__Stated problem__. Could you copy out, unchanged, the part of the data that opens with the line containing "indent-left-spinner[interactable]: 0 см" and closes with the line containing "120, 236, 137]", including both of those lines and nothing else?

□ □ □ □ □ □ □

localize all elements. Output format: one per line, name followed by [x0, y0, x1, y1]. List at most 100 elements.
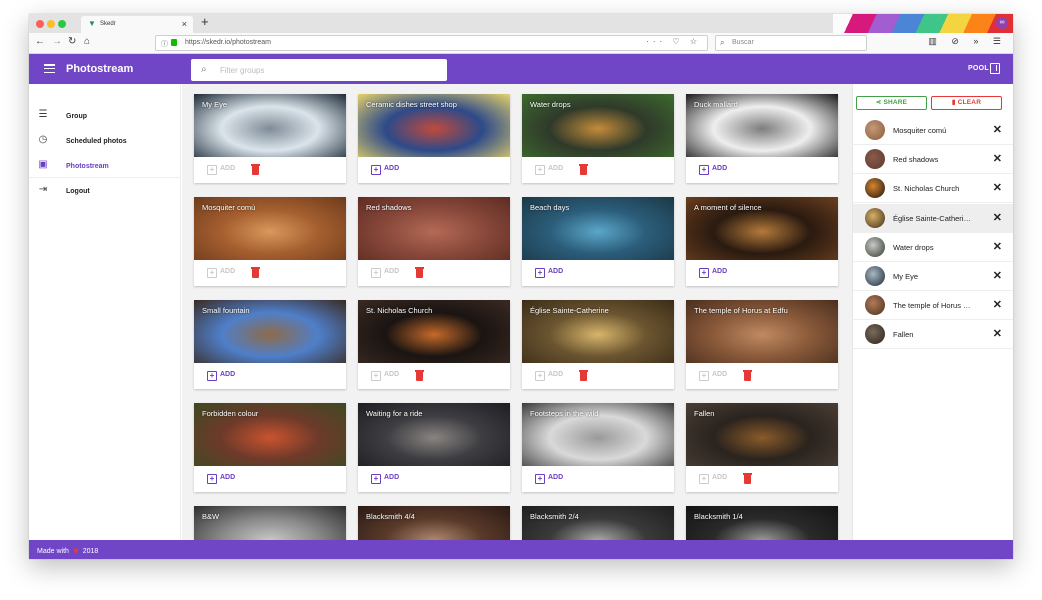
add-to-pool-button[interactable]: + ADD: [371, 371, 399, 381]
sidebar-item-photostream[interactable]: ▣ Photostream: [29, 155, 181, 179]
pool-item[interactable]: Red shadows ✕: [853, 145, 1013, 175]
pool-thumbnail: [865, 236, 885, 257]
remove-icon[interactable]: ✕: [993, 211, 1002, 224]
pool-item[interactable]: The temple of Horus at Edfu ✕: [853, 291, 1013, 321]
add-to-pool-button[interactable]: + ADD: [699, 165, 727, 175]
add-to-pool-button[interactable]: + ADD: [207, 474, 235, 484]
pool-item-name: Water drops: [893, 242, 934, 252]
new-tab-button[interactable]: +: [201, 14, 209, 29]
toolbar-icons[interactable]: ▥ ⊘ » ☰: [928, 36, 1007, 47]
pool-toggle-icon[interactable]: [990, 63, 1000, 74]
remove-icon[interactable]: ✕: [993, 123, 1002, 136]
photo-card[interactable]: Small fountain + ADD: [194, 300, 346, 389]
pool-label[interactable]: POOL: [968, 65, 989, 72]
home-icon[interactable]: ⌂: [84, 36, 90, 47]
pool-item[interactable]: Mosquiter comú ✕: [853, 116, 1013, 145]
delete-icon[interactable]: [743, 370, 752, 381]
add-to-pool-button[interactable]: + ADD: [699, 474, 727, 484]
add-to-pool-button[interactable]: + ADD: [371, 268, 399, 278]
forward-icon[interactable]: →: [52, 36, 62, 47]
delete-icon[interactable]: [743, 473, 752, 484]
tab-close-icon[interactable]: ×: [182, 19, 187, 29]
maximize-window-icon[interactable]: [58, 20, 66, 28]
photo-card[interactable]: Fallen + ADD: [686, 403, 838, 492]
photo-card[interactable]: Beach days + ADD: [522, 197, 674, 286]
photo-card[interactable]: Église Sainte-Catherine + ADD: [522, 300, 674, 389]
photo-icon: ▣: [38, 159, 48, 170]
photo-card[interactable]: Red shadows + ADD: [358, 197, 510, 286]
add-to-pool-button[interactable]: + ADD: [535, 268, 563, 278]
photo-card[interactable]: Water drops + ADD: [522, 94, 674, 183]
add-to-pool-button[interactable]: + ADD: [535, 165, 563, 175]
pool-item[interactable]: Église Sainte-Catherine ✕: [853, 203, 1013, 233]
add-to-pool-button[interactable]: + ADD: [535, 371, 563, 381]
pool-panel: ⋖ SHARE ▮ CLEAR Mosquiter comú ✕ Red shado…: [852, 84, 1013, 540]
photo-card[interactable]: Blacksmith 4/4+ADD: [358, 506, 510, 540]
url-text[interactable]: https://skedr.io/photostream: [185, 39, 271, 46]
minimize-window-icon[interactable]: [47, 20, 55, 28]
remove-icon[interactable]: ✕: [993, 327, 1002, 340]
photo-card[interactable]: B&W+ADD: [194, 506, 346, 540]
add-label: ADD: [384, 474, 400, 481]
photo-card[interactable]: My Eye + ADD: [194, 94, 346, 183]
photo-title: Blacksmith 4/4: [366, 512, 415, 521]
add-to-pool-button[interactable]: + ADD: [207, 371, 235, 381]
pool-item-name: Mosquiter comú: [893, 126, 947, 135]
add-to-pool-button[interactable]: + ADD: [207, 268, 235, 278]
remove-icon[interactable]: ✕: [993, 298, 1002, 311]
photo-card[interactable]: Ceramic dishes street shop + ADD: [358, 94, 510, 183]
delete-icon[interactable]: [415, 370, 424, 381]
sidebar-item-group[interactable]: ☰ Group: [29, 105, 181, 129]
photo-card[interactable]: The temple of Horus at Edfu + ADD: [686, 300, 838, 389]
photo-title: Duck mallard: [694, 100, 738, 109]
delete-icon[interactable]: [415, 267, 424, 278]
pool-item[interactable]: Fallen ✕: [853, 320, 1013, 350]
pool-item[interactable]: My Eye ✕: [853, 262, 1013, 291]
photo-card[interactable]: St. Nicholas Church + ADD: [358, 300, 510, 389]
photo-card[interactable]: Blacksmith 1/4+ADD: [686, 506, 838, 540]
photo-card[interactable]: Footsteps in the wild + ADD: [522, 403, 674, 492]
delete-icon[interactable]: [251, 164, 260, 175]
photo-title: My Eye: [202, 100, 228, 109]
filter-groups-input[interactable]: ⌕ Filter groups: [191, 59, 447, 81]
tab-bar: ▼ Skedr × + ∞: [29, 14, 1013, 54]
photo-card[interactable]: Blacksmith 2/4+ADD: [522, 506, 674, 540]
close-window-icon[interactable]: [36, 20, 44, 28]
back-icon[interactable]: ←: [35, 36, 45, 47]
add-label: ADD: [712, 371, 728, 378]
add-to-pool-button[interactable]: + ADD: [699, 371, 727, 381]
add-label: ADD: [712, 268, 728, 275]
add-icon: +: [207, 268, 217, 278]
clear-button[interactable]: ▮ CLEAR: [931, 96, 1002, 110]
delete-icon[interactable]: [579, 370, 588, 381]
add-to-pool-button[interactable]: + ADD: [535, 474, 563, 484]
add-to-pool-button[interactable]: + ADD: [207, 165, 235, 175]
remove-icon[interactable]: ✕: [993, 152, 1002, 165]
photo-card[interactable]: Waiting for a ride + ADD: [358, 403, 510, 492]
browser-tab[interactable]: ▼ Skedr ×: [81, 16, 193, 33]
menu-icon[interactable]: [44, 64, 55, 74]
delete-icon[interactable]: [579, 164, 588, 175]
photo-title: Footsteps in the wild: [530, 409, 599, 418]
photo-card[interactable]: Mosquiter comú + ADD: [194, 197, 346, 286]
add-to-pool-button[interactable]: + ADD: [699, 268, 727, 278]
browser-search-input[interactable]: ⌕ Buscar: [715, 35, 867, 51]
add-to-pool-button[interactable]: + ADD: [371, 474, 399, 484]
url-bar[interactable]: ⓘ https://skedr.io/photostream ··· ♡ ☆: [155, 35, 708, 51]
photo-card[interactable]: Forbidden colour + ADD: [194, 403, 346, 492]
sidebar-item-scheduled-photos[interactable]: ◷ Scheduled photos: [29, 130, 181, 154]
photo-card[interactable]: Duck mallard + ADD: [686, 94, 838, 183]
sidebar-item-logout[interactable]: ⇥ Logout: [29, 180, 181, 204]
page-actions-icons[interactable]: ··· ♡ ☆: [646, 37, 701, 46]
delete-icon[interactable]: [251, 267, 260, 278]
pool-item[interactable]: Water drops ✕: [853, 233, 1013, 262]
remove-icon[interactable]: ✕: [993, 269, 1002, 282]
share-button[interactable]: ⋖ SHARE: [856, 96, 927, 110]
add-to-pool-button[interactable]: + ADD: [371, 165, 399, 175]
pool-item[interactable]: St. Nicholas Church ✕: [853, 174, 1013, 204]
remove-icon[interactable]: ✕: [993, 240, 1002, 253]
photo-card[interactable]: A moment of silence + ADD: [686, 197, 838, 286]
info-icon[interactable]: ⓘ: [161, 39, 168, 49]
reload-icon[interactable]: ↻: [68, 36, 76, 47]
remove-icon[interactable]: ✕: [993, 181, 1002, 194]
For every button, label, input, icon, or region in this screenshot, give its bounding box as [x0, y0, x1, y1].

□ □ □ □ □ □ □

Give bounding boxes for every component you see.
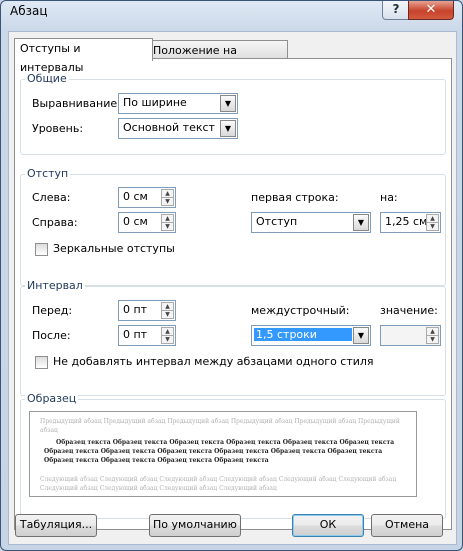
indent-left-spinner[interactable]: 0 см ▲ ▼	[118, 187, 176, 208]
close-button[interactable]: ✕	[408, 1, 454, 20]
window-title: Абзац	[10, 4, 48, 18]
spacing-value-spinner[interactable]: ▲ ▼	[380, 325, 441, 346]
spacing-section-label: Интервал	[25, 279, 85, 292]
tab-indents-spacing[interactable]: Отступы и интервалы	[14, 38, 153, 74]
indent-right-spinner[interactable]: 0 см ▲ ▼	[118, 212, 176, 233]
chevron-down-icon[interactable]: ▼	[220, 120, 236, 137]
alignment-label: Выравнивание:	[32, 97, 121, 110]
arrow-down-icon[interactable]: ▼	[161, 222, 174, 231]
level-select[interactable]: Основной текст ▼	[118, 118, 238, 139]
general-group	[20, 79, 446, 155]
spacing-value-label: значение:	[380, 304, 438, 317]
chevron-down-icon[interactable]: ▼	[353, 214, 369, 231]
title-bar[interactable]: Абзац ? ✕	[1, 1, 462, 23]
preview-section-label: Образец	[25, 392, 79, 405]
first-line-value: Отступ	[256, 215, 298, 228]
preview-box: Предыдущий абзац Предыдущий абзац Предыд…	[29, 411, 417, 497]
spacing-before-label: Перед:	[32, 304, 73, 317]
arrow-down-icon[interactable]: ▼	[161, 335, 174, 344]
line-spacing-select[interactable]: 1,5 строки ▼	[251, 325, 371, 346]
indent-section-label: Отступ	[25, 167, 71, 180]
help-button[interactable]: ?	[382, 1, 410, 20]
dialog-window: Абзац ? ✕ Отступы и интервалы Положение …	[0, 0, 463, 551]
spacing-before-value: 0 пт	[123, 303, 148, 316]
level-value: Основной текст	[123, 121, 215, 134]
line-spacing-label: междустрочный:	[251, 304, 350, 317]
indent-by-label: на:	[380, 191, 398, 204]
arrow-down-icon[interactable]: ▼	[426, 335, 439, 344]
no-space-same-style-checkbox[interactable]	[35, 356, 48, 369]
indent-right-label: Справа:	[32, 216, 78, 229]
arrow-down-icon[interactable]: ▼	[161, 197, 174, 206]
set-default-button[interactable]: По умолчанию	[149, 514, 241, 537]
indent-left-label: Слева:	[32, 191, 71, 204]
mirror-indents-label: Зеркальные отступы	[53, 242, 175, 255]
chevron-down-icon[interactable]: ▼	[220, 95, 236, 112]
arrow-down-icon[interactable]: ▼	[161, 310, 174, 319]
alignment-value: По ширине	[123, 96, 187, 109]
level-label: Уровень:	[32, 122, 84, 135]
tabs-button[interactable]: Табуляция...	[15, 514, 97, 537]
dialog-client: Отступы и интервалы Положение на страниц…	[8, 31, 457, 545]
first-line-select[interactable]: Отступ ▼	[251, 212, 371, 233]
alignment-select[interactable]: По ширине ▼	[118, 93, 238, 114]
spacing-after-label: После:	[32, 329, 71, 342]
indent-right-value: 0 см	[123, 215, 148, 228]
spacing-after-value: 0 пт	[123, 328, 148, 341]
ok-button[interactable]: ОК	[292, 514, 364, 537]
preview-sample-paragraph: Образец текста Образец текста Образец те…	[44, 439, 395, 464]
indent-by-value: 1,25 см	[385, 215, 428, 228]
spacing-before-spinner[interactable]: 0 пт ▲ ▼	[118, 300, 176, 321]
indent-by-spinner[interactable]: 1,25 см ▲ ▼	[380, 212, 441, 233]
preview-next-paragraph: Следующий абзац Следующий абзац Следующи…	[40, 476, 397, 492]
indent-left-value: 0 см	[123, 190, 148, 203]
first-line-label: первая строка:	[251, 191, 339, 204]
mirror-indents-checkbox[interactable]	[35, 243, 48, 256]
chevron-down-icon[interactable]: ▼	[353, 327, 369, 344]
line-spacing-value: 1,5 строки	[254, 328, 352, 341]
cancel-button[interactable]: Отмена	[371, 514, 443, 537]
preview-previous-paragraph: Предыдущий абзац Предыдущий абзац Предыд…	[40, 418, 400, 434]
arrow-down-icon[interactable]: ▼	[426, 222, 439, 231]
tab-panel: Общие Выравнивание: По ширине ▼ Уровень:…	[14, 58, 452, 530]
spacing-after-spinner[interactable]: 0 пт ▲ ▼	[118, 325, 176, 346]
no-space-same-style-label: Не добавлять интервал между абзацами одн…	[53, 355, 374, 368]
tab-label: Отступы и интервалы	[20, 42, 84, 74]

□ □ □ □ □ □ □

__Reply__.
indent-left-spinner[interactable]: 0 см ▲ ▼	[118, 187, 176, 208]
close-button[interactable]: ✕	[408, 1, 454, 20]
window-title: Абзац	[10, 4, 48, 18]
spacing-value-spinner[interactable]: ▲ ▼	[380, 325, 441, 346]
spacing-section-label: Интервал	[25, 279, 85, 292]
tab-indents-spacing[interactable]: Отступы и интервалы	[14, 38, 153, 74]
indent-right-spinner[interactable]: 0 см ▲ ▼	[118, 212, 176, 233]
chevron-down-icon[interactable]: ▼	[220, 120, 236, 137]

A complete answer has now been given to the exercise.